[Items listed in a dataset]

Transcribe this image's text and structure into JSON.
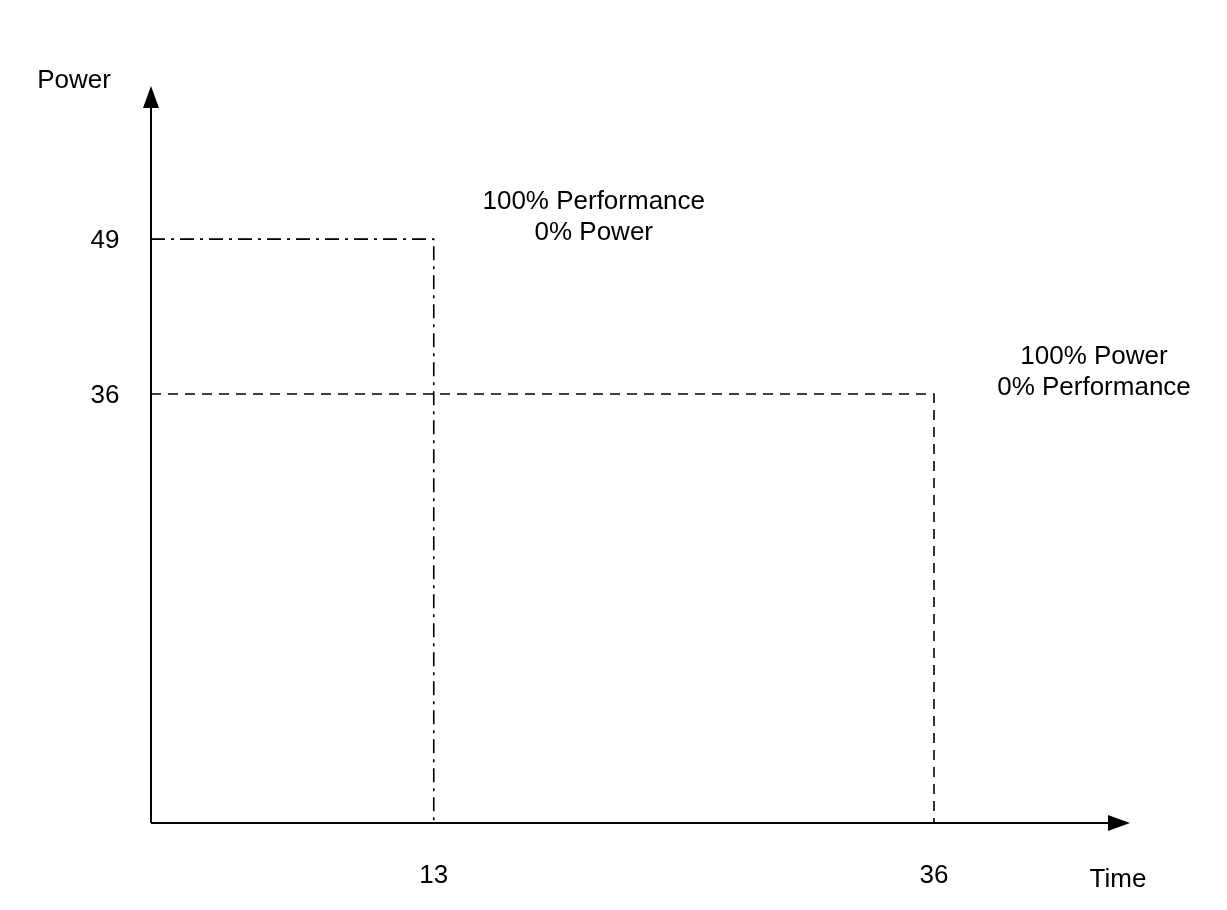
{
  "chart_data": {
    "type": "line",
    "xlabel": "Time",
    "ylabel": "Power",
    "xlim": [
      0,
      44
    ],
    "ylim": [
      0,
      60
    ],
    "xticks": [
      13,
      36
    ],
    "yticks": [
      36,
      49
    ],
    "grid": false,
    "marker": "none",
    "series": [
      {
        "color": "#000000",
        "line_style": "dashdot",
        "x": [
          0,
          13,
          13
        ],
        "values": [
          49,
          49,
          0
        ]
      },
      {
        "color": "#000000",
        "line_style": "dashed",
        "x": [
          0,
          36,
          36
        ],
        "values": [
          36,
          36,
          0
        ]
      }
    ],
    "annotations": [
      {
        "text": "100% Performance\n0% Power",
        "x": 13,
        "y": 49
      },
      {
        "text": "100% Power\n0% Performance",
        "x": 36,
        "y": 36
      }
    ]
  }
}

> [AIM]: Reproduce the records, all of them, word for word; omit the pictures.

> [CORRECT RESPONSE]:
Transcribe this image's text and structure into JSON.
{
  "chart_data": {
    "type": "line",
    "xlabel": "Time",
    "ylabel": "Power",
    "xlim": [
      0,
      44
    ],
    "ylim": [
      0,
      60
    ],
    "xticks": [
      13,
      36
    ],
    "yticks": [
      36,
      49
    ],
    "grid": false,
    "marker": "none",
    "series": [
      {
        "color": "#000000",
        "line_style": "dashdot",
        "x": [
          0,
          13,
          13
        ],
        "values": [
          49,
          49,
          0
        ]
      },
      {
        "color": "#000000",
        "line_style": "dashed",
        "x": [
          0,
          36,
          36
        ],
        "values": [
          36,
          36,
          0
        ]
      }
    ],
    "annotations": [
      {
        "text": "100% Performance\n0% Power",
        "x": 13,
        "y": 49
      },
      {
        "text": "100% Power\n0% Performance",
        "x": 36,
        "y": 36
      }
    ]
  }
}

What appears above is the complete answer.